### Data for this exercise

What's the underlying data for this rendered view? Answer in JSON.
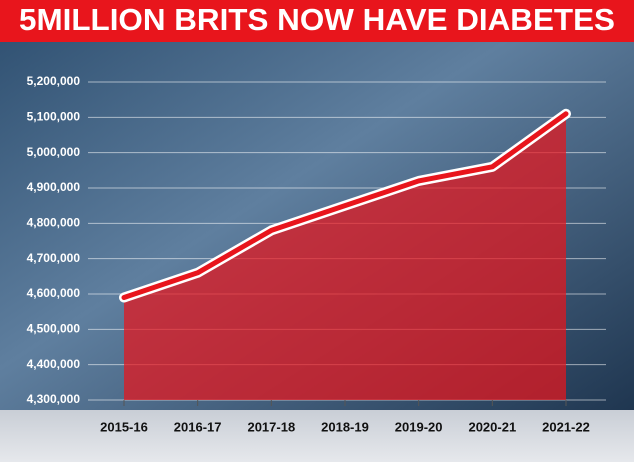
{
  "chart_data": {
    "type": "area-line",
    "title": "5MILLION BRITS NOW HAVE DIABETES",
    "categories": [
      "2015-16",
      "2016-17",
      "2017-18",
      "2018-19",
      "2019-20",
      "2020-21",
      "2021-22"
    ],
    "values": [
      4590000,
      4660000,
      4780000,
      4850000,
      4920000,
      4960000,
      5110000
    ],
    "color": "#e8151c",
    "ylim": [
      4300000,
      5200000
    ],
    "yticks": [
      {
        "value": 4300000,
        "label": "4,300,000"
      },
      {
        "value": 4400000,
        "label": "4,400,000"
      },
      {
        "value": 4500000,
        "label": "4,500,000"
      },
      {
        "value": 4600000,
        "label": "4,600,000"
      },
      {
        "value": 4700000,
        "label": "4,700,000"
      },
      {
        "value": 4800000,
        "label": "4,800,000"
      },
      {
        "value": 4900000,
        "label": "4,900,000"
      },
      {
        "value": 5000000,
        "label": "5,000,000"
      },
      {
        "value": 5100000,
        "label": "5,100,000"
      },
      {
        "value": 5200000,
        "label": "5,200,000"
      }
    ],
    "grid": true
  }
}
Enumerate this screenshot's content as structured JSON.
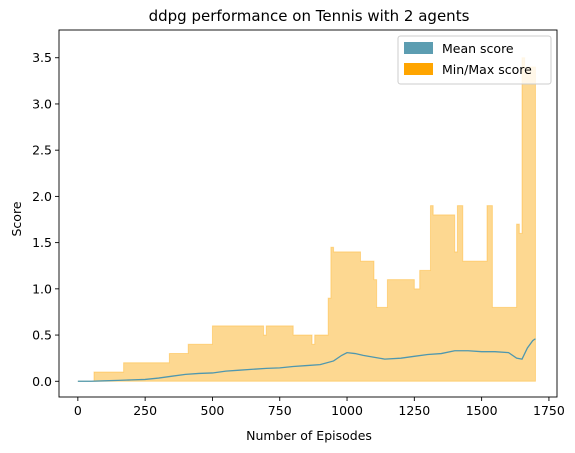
{
  "chart_data": {
    "type": "area",
    "title": "ddpg performance on Tennis with 2 agents",
    "xlabel": "Number of Episodes",
    "ylabel": "Score",
    "xlim": [
      -70,
      1780
    ],
    "ylim": [
      -0.17,
      3.8
    ],
    "x_ticks": [
      0,
      250,
      500,
      750,
      1000,
      1250,
      1500,
      1750
    ],
    "y_ticks": [
      0.0,
      0.5,
      1.0,
      1.5,
      2.0,
      2.5,
      3.0,
      3.5
    ],
    "x_tick_labels": [
      "0",
      "250",
      "500",
      "750",
      "1000",
      "1250",
      "1500",
      "1750"
    ],
    "y_tick_labels": [
      "0.0",
      "0.5",
      "1.0",
      "1.5",
      "2.0",
      "2.5",
      "3.0",
      "3.5"
    ],
    "grid": false,
    "legend_position": "top-right",
    "colors": {
      "mean": "#4f97ae",
      "minmax_fill": "#fdd891",
      "minmax_edge": "#ffa500",
      "legend_mean": "#5c9db1",
      "legend_minmax": "#ffa500"
    },
    "series": [
      {
        "name": "Mean score",
        "x": [
          0,
          50,
          100,
          150,
          200,
          250,
          300,
          350,
          400,
          450,
          500,
          550,
          600,
          650,
          700,
          750,
          800,
          850,
          900,
          950,
          980,
          1000,
          1030,
          1060,
          1100,
          1140,
          1200,
          1250,
          1300,
          1350,
          1400,
          1450,
          1500,
          1550,
          1600,
          1630,
          1650,
          1670,
          1690,
          1700
        ],
        "values": [
          0.0,
          0.0,
          0.005,
          0.01,
          0.015,
          0.02,
          0.035,
          0.055,
          0.075,
          0.085,
          0.09,
          0.11,
          0.12,
          0.13,
          0.14,
          0.145,
          0.16,
          0.17,
          0.18,
          0.22,
          0.28,
          0.31,
          0.3,
          0.28,
          0.26,
          0.24,
          0.25,
          0.27,
          0.29,
          0.3,
          0.33,
          0.33,
          0.32,
          0.32,
          0.31,
          0.25,
          0.24,
          0.36,
          0.44,
          0.46
        ]
      },
      {
        "name": "Min/Max score",
        "x": [
          0,
          60,
          60,
          170,
          170,
          340,
          340,
          410,
          410,
          500,
          500,
          690,
          690,
          700,
          700,
          800,
          800,
          870,
          870,
          880,
          880,
          930,
          930,
          940,
          940,
          950,
          950,
          960,
          960,
          1050,
          1050,
          1100,
          1100,
          1110,
          1110,
          1150,
          1150,
          1250,
          1250,
          1270,
          1270,
          1310,
          1310,
          1320,
          1320,
          1400,
          1400,
          1410,
          1410,
          1430,
          1430,
          1520,
          1520,
          1530,
          1530,
          1540,
          1540,
          1630,
          1630,
          1640,
          1640,
          1650,
          1650,
          1660,
          1660,
          1700
        ],
        "min": [
          0,
          0,
          0,
          0,
          0,
          0,
          0,
          0,
          0,
          0,
          0,
          0,
          0,
          0,
          0,
          0,
          0,
          0,
          0,
          0,
          0,
          0,
          0,
          0,
          0,
          0,
          0,
          0,
          0,
          0,
          0,
          0,
          0,
          0,
          0,
          0,
          0,
          0,
          0,
          0,
          0,
          0,
          0,
          0,
          0,
          0,
          0,
          0,
          0,
          0,
          0,
          0,
          0,
          0,
          0,
          0,
          0,
          0,
          0,
          0,
          0,
          0,
          0,
          0,
          0,
          0
        ],
        "max": [
          0,
          0,
          0.1,
          0.1,
          0.2,
          0.2,
          0.3,
          0.3,
          0.4,
          0.4,
          0.6,
          0.6,
          0.5,
          0.5,
          0.6,
          0.6,
          0.5,
          0.5,
          0.4,
          0.4,
          0.5,
          0.5,
          0.9,
          0.9,
          1.45,
          1.45,
          1.4,
          1.4,
          1.4,
          1.4,
          1.3,
          1.3,
          1.1,
          1.1,
          0.8,
          0.8,
          1.1,
          1.1,
          1.0,
          1.0,
          1.2,
          1.2,
          1.9,
          1.9,
          1.8,
          1.8,
          1.4,
          1.4,
          1.9,
          1.9,
          1.3,
          1.3,
          1.9,
          1.9,
          1.9,
          1.9,
          0.8,
          0.8,
          1.7,
          1.7,
          1.6,
          1.6,
          3.5,
          3.5,
          3.4,
          3.4
        ]
      }
    ]
  }
}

######

■ What to do
Each entry should be repeated exactly as it appears; the pictures stay out.

■ Reply to the exercise
What's the underlying data for this rendered view? Answer in JSON.
{
  "chart_data": {
    "type": "area-line",
    "title": "5MILLION BRITS NOW HAVE DIABETES",
    "categories": [
      "2015-16",
      "2016-17",
      "2017-18",
      "2018-19",
      "2019-20",
      "2020-21",
      "2021-22"
    ],
    "values": [
      4590000,
      4660000,
      4780000,
      4850000,
      4920000,
      4960000,
      5110000
    ],
    "color": "#e8151c",
    "ylim": [
      4300000,
      5200000
    ],
    "yticks": [
      {
        "value": 4300000,
        "label": "4,300,000"
      },
      {
        "value": 4400000,
        "label": "4,400,000"
      },
      {
        "value": 4500000,
        "label": "4,500,000"
      },
      {
        "value": 4600000,
        "label": "4,600,000"
      },
      {
        "value": 4700000,
        "label": "4,700,000"
      },
      {
        "value": 4800000,
        "label": "4,800,000"
      },
      {
        "value": 4900000,
        "label": "4,900,000"
      },
      {
        "value": 5000000,
        "label": "5,000,000"
      },
      {
        "value": 5100000,
        "label": "5,100,000"
      },
      {
        "value": 5200000,
        "label": "5,200,000"
      }
    ],
    "grid": true
  }
}
Enumerate this screenshot's content as structured JSON.
{
  "chart_data": {
    "type": "area",
    "title": "ddpg performance on Tennis with 2 agents",
    "xlabel": "Number of Episodes",
    "ylabel": "Score",
    "xlim": [
      -70,
      1780
    ],
    "ylim": [
      -0.17,
      3.8
    ],
    "x_ticks": [
      0,
      250,
      500,
      750,
      1000,
      1250,
      1500,
      1750
    ],
    "y_ticks": [
      0.0,
      0.5,
      1.0,
      1.5,
      2.0,
      2.5,
      3.0,
      3.5
    ],
    "x_tick_labels": [
      "0",
      "250",
      "500",
      "750",
      "1000",
      "1250",
      "1500",
      "1750"
    ],
    "y_tick_labels": [
      "0.0",
      "0.5",
      "1.0",
      "1.5",
      "2.0",
      "2.5",
      "3.0",
      "3.5"
    ],
    "grid": false,
    "legend_position": "top-right",
    "colors": {
      "mean": "#4f97ae",
      "minmax_fill": "#fdd891",
      "minmax_edge": "#ffa500",
      "legend_mean": "#5c9db1",
      "legend_minmax": "#ffa500"
    },
    "series": [
      {
        "name": "Mean score",
        "x": [
          0,
          50,
          100,
          150,
          200,
          250,
          300,
          350,
          400,
          450,
          500,
          550,
          600,
          650,
          700,
          750,
          800,
          850,
          900,
          950,
          980,
          1000,
          1030,
          1060,
          1100,
          1140,
          1200,
          1250,
          1300,
          1350,
          1400,
          1450,
          1500,
          1550,
          1600,
          1630,
          1650,
          1670,
          1690,
          1700
        ],
        "values": [
          0.0,
          0.0,
          0.005,
          0.01,
          0.015,
          0.02,
          0.035,
          0.055,
          0.075,
          0.085,
          0.09,
          0.11,
          0.12,
          0.13,
          0.14,
          0.145,
          0.16,
          0.17,
          0.18,
          0.22,
          0.28,
          0.31,
          0.3,
          0.28,
          0.26,
          0.24,
          0.25,
          0.27,
          0.29,
          0.3,
          0.33,
          0.33,
          0.32,
          0.32,
          0.31,
          0.25,
          0.24,
          0.36,
          0.44,
          0.46
        ]
      },
      {
        "name": "Min/Max score",
        "x": [
          0,
          60,
          60,
          170,
          170,
          340,
          340,
          410,
          410,
          500,
          500,
          690,
          690,
          700,
          700,
          800,
          800,
          870,
          870,
          880,
          880,
          930,
          930,
          940,
          940,
          950,
          950,
          960,
          960,
          1050,
          1050,
          1100,
          1100,
          1110,
          1110,
          1150,
          1150,
          1250,
          1250,
          1270,
          1270,
          1310,
          1310,
          1320,
          1320,
          1400,
          1400,
          1410,
          1410,
          1430,
          1430,
          1520,
          1520,
          1530,
          1530,
          1540,
          1540,
          1630,
          1630,
          1640,
          1640,
          1650,
          1650,
          1660,
          1660,
          1700
        ],
        "min": [
          0,
          0,
          0,
          0,
          0,
          0,
          0,
          0,
          0,
          0,
          0,
          0,
          0,
          0,
          0,
          0,
          0,
          0,
          0,
          0,
          0,
          0,
          0,
          0,
          0,
          0,
          0,
          0,
          0,
          0,
          0,
          0,
          0,
          0,
          0,
          0,
          0,
          0,
          0,
          0,
          0,
          0,
          0,
          0,
          0,
          0,
          0,
          0,
          0,
          0,
          0,
          0,
          0,
          0,
          0,
          0,
          0,
          0,
          0,
          0,
          0,
          0,
          0,
          0,
          0,
          0
        ],
        "max": [
          0,
          0,
          0.1,
          0.1,
          0.2,
          0.2,
          0.3,
          0.3,
          0.4,
          0.4,
          0.6,
          0.6,
          0.5,
          0.5,
          0.6,
          0.6,
          0.5,
          0.5,
          0.4,
          0.4,
          0.5,
          0.5,
          0.9,
          0.9,
          1.45,
          1.45,
          1.4,
          1.4,
          1.4,
          1.4,
          1.3,
          1.3,
          1.1,
          1.1,
          0.8,
          0.8,
          1.1,
          1.1,
          1.0,
          1.0,
          1.2,
          1.2,
          1.9,
          1.9,
          1.8,
          1.8,
          1.4,
          1.4,
          1.9,
          1.9,
          1.3,
          1.3,
          1.9,
          1.9,
          1.9,
          1.9,
          0.8,
          0.8,
          1.7,
          1.7,
          1.6,
          1.6,
          3.5,
          3.5,
          3.4,
          3.4
        ]
      }
    ]
  }
}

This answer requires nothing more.